## REQUIRED WORK
Pull out the lines of the records from the very first one through the line that contains "chat-header: 여주리 현재", including both ends. Copy each of them without any change.

— Start of DATASET —

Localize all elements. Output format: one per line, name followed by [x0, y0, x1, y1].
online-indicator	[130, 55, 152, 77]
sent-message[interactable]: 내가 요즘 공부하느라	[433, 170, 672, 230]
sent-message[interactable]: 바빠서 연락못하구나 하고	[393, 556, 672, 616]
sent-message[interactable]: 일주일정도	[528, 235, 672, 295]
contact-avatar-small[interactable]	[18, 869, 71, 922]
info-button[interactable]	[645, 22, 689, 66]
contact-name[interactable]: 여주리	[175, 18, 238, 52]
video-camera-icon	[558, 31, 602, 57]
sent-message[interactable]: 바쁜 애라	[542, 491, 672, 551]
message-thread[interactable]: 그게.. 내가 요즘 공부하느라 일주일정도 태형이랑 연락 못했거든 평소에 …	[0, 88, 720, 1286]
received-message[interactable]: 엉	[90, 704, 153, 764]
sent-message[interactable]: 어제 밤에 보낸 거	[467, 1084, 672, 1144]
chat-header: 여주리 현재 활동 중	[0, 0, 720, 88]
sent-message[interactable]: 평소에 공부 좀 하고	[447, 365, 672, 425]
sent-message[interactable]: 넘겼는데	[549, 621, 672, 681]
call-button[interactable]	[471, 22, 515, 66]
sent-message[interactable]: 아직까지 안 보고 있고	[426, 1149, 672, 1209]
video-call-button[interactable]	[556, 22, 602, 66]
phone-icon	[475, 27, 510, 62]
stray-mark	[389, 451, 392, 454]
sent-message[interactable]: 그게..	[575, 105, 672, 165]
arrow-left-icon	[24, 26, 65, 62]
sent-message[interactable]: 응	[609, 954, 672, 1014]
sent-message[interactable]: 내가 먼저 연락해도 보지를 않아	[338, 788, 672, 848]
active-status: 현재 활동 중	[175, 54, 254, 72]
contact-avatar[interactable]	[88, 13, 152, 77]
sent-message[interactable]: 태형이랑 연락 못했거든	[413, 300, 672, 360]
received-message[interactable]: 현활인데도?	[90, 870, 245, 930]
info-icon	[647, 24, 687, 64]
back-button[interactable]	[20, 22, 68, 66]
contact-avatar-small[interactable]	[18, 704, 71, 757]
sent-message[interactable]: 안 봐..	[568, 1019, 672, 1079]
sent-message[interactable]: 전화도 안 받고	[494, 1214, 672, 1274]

— End of DATASET —

## FULL ANSWER
Localize all elements. Output format: one per line, name followed by [x0, y0, x1, y1].
online-indicator	[130, 55, 152, 77]
sent-message[interactable]: 내가 요즘 공부하느라	[433, 170, 672, 230]
sent-message[interactable]: 바빠서 연락못하구나 하고	[393, 556, 672, 616]
sent-message[interactable]: 일주일정도	[528, 235, 672, 295]
contact-avatar-small[interactable]	[18, 869, 71, 922]
info-button[interactable]	[645, 22, 689, 66]
contact-name[interactable]: 여주리	[175, 18, 238, 52]
video-camera-icon	[558, 31, 602, 57]
sent-message[interactable]: 바쁜 애라	[542, 491, 672, 551]
message-thread[interactable]: 그게.. 내가 요즘 공부하느라 일주일정도 태형이랑 연락 못했거든 평소에 …	[0, 88, 720, 1286]
received-message[interactable]: 엉	[90, 704, 153, 764]
sent-message[interactable]: 어제 밤에 보낸 거	[467, 1084, 672, 1144]
chat-header: 여주리 현재 활동 중	[0, 0, 720, 88]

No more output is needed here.